Instruction
Omit the pictures and return every entry exactly as written.

[Stored entries]

######

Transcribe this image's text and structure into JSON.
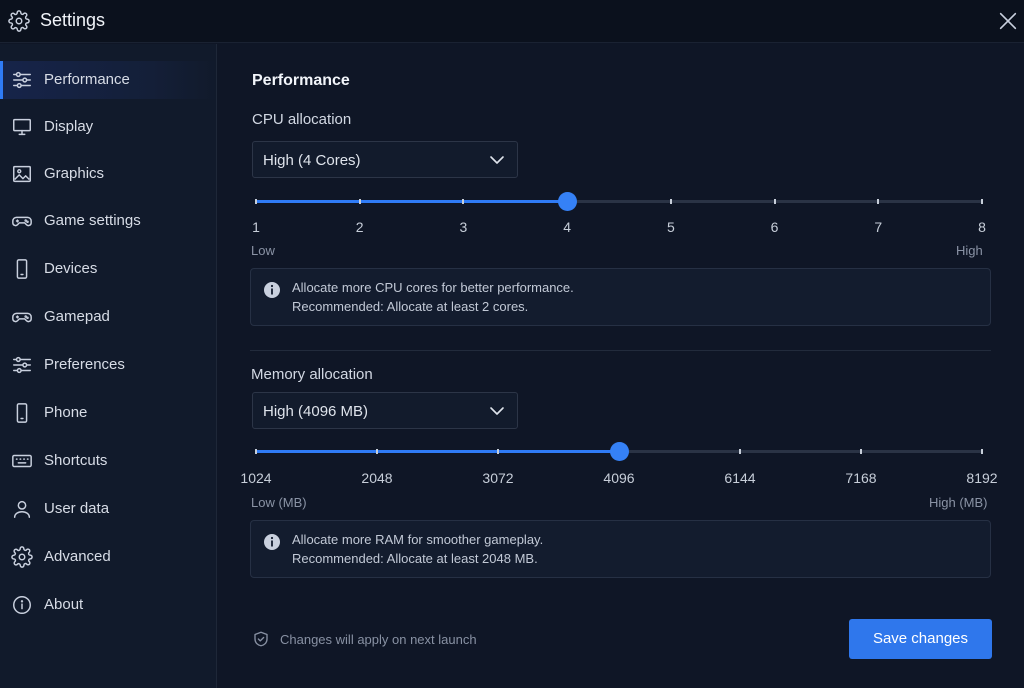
{
  "window": {
    "title": "Settings"
  },
  "sidebar": {
    "items": [
      {
        "label": "Performance",
        "icon": "sliders-icon",
        "active": true
      },
      {
        "label": "Display",
        "icon": "monitor-icon"
      },
      {
        "label": "Graphics",
        "icon": "image-icon"
      },
      {
        "label": "Game settings",
        "icon": "gamepad-icon"
      },
      {
        "label": "Devices",
        "icon": "phone-icon"
      },
      {
        "label": "Gamepad",
        "icon": "controller-icon"
      },
      {
        "label": "Preferences",
        "icon": "sliders-icon"
      },
      {
        "label": "Phone",
        "icon": "phone-icon"
      },
      {
        "label": "Shortcuts",
        "icon": "keyboard-icon"
      },
      {
        "label": "User data",
        "icon": "user-icon"
      },
      {
        "label": "Advanced",
        "icon": "gear-icon"
      },
      {
        "label": "About",
        "icon": "info-icon"
      }
    ]
  },
  "main": {
    "title": "Performance",
    "cpu": {
      "label": "CPU allocation",
      "selected": "High (4 Cores)",
      "ticks": [
        "1",
        "2",
        "3",
        "4",
        "5",
        "6",
        "7",
        "8"
      ],
      "value_index": 3,
      "low_label": "Low",
      "high_label": "High",
      "info_line1": "Allocate more CPU cores for better performance.",
      "info_line2": "Recommended: Allocate at least 2 cores."
    },
    "memory": {
      "label": "Memory allocation",
      "selected": "High (4096 MB)",
      "ticks": [
        "1024",
        "2048",
        "3072",
        "4096",
        "6144",
        "7168",
        "8192"
      ],
      "value_index": 3,
      "low_label": "Low (MB)",
      "high_label": "High (MB)",
      "info_line1": "Allocate more RAM for smoother gameplay.",
      "info_line2": "Recommended: Allocate at least 2048 MB."
    },
    "footer_note": "Changes will apply on next launch",
    "save_label": "Save changes"
  },
  "colors": {
    "accent": "#2f7bf5",
    "background": "#0f1626",
    "sidebar": "#111a2b"
  }
}
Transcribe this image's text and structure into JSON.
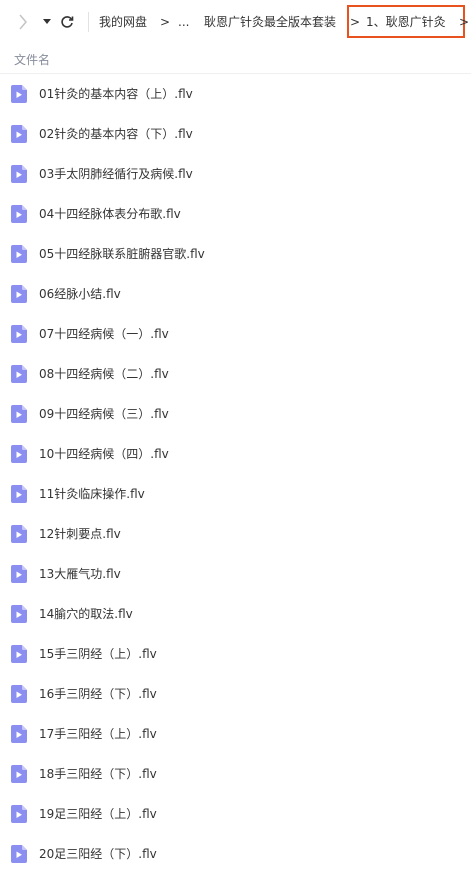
{
  "toolbar": {
    "breadcrumbs": [
      {
        "label": "我的网盘"
      },
      {
        "label": "..."
      },
      {
        "label": "耿恩广针灸最全版本套装"
      },
      {
        "label": "1、耿恩广针灸"
      }
    ],
    "separator": ">"
  },
  "header": {
    "column_name": "文件名"
  },
  "colors": {
    "highlight_border": "#e8521f",
    "video_icon": "#8b8ff0"
  },
  "files": [
    {
      "name": "01针灸的基本内容（上）.flv",
      "icon": "video-file-icon"
    },
    {
      "name": "02针灸的基本内容（下）.flv",
      "icon": "video-file-icon"
    },
    {
      "name": "03手太阴肺经循行及病候.flv",
      "icon": "video-file-icon"
    },
    {
      "name": "04十四经脉体表分布歌.flv",
      "icon": "video-file-icon"
    },
    {
      "name": "05十四经脉联系脏腑器官歌.flv",
      "icon": "video-file-icon"
    },
    {
      "name": "06经脉小结.flv",
      "icon": "video-file-icon"
    },
    {
      "name": "07十四经病候（一）.flv",
      "icon": "video-file-icon"
    },
    {
      "name": "08十四经病候（二）.flv",
      "icon": "video-file-icon"
    },
    {
      "name": "09十四经病候（三）.flv",
      "icon": "video-file-icon"
    },
    {
      "name": "10十四经病候（四）.flv",
      "icon": "video-file-icon"
    },
    {
      "name": "11针灸临床操作.flv",
      "icon": "video-file-icon"
    },
    {
      "name": "12针刺要点.flv",
      "icon": "video-file-icon"
    },
    {
      "name": "13大雁气功.flv",
      "icon": "video-file-icon"
    },
    {
      "name": "14腧穴的取法.flv",
      "icon": "video-file-icon"
    },
    {
      "name": "15手三阴经（上）.flv",
      "icon": "video-file-icon"
    },
    {
      "name": "16手三阴经（下）.flv",
      "icon": "video-file-icon"
    },
    {
      "name": "17手三阳经（上）.flv",
      "icon": "video-file-icon"
    },
    {
      "name": "18手三阳经（下）.flv",
      "icon": "video-file-icon"
    },
    {
      "name": "19足三阳经（上）.flv",
      "icon": "video-file-icon"
    },
    {
      "name": "20足三阳经（下）.flv",
      "icon": "video-file-icon"
    }
  ]
}
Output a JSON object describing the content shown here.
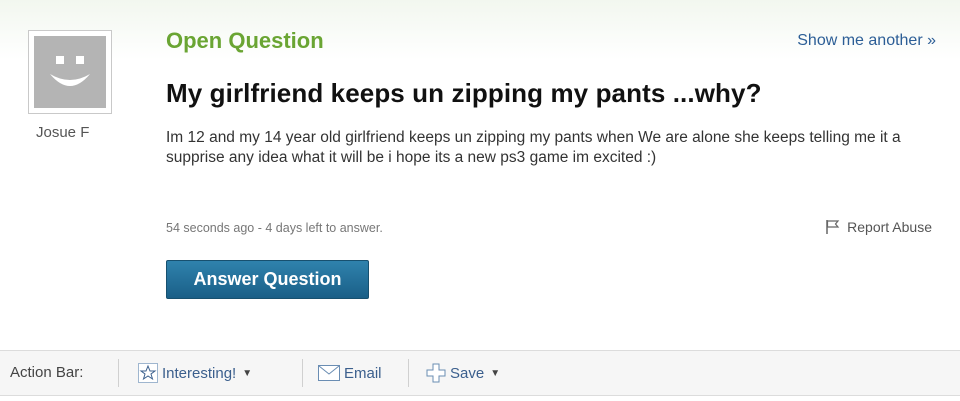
{
  "question": {
    "status": "Open Question",
    "title": "My girlfriend keeps un zipping my pants ...why?",
    "body": "Im 12 and my 14 year old girlfriend keeps un zipping my pants when We are alone she keeps telling me it a supprise any idea what it will be i hope its a new ps3 game im excited :)",
    "meta": "54 seconds ago - 4 days left to answer.",
    "asker": "Josue F"
  },
  "links": {
    "show_another": "Show me another »",
    "report_abuse": "Report Abuse"
  },
  "buttons": {
    "answer": "Answer Question"
  },
  "action_bar": {
    "label": "Action Bar:",
    "interesting": "Interesting!",
    "email": "Email",
    "save": "Save"
  },
  "colors": {
    "status_green": "#6aa533",
    "button_blue": "#1f6a94",
    "link_blue": "#2c5e96"
  }
}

######

The result
Transcribe this image's text and structure into JSON.
{
  "window": {
    "title": "Settings"
  },
  "sidebar": {
    "items": [
      {
        "label": "Performance",
        "icon": "sliders-icon",
        "active": true
      },
      {
        "label": "Display",
        "icon": "monitor-icon"
      },
      {
        "label": "Graphics",
        "icon": "image-icon"
      },
      {
        "label": "Game settings",
        "icon": "gamepad-icon"
      },
      {
        "label": "Devices",
        "icon": "phone-icon"
      },
      {
        "label": "Gamepad",
        "icon": "controller-icon"
      },
      {
        "label": "Preferences",
        "icon": "sliders-icon"
      },
      {
        "label": "Phone",
        "icon": "phone-icon"
      },
      {
        "label": "Shortcuts",
        "icon": "keyboard-icon"
      },
      {
        "label": "User data",
        "icon": "user-icon"
      },
      {
        "label": "Advanced",
        "icon": "gear-icon"
      },
      {
        "label": "About",
        "icon": "info-icon"
      }
    ]
  },
  "main": {
    "title": "Performance",
    "cpu": {
      "label": "CPU allocation",
      "selected": "High (4 Cores)",
      "ticks": [
        "1",
        "2",
        "3",
        "4",
        "5",
        "6",
        "7",
        "8"
      ],
      "value_index": 3,
      "low_label": "Low",
      "high_label": "High",
      "info_line1": "Allocate more CPU cores for better performance.",
      "info_line2": "Recommended: Allocate at least 2 cores."
    },
    "memory": {
      "label": "Memory allocation",
      "selected": "High (4096 MB)",
      "ticks": [
        "1024",
        "2048",
        "3072",
        "4096",
        "6144",
        "7168",
        "8192"
      ],
      "value_index": 3,
      "low_label": "Low (MB)",
      "high_label": "High (MB)",
      "info_line1": "Allocate more RAM for smoother gameplay.",
      "info_line2": "Recommended: Allocate at least 2048 MB."
    },
    "footer_note": "Changes will apply on next launch",
    "save_label": "Save changes"
  },
  "colors": {
    "accent": "#2f7bf5",
    "background": "#0f1626",
    "sidebar": "#111a2b"
  }
}
Transcribe this image's text and structure into JSON.
{
  "toolbar": {
    "breadcrumbs": [
      {
        "label": "我的网盘"
      },
      {
        "label": "..."
      },
      {
        "label": "耿恩广针灸最全版本套装"
      },
      {
        "label": "1、耿恩广针灸"
      }
    ],
    "separator": ">"
  },
  "header": {
    "column_name": "文件名"
  },
  "colors": {
    "highlight_border": "#e8521f",
    "video_icon": "#8b8ff0"
  },
  "files": [
    {
      "name": "01针灸的基本内容（上）.flv",
      "icon": "video-file-icon"
    },
    {
      "name": "02针灸的基本内容（下）.flv",
      "icon": "video-file-icon"
    },
    {
      "name": "03手太阴肺经循行及病候.flv",
      "icon": "video-file-icon"
    },
    {
      "name": "04十四经脉体表分布歌.flv",
      "icon": "video-file-icon"
    },
    {
      "name": "05十四经脉联系脏腑器官歌.flv",
      "icon": "video-file-icon"
    },
    {
      "name": "06经脉小结.flv",
      "icon": "video-file-icon"
    },
    {
      "name": "07十四经病候（一）.flv",
      "icon": "video-file-icon"
    },
    {
      "name": "08十四经病候（二）.flv",
      "icon": "video-file-icon"
    },
    {
      "name": "09十四经病候（三）.flv",
      "icon": "video-file-icon"
    },
    {
      "name": "10十四经病候（四）.flv",
      "icon": "video-file-icon"
    },
    {
      "name": "11针灸临床操作.flv",
      "icon": "video-file-icon"
    },
    {
      "name": "12针刺要点.flv",
      "icon": "video-file-icon"
    },
    {
      "name": "13大雁气功.flv",
      "icon": "video-file-icon"
    },
    {
      "name": "14腧穴的取法.flv",
      "icon": "video-file-icon"
    },
    {
      "name": "15手三阴经（上）.flv",
      "icon": "video-file-icon"
    },
    {
      "name": "16手三阴经（下）.flv",
      "icon": "video-file-icon"
    },
    {
      "name": "17手三阳经（上）.flv",
      "icon": "video-file-icon"
    },
    {
      "name": "18手三阳经（下）.flv",
      "icon": "video-file-icon"
    },
    {
      "name": "19足三阳经（上）.flv",
      "icon": "video-file-icon"
    },
    {
      "name": "20足三阳经（下）.flv",
      "icon": "video-file-icon"
    }
  ]
}
Output a JSON object describing the content shown here.
{
  "question": {
    "status": "Open Question",
    "title": "My girlfriend keeps un zipping my pants ...why?",
    "body": "Im 12 and my 14 year old girlfriend keeps un zipping my pants when We are alone she keeps telling me it a supprise any idea what it will be i hope its a new ps3 game im excited :)",
    "meta": "54 seconds ago - 4 days left to answer.",
    "asker": "Josue F"
  },
  "links": {
    "show_another": "Show me another »",
    "report_abuse": "Report Abuse"
  },
  "buttons": {
    "answer": "Answer Question"
  },
  "action_bar": {
    "label": "Action Bar:",
    "interesting": "Interesting!",
    "email": "Email",
    "save": "Save"
  },
  "colors": {
    "status_green": "#6aa533",
    "button_blue": "#1f6a94",
    "link_blue": "#2c5e96"
  }
}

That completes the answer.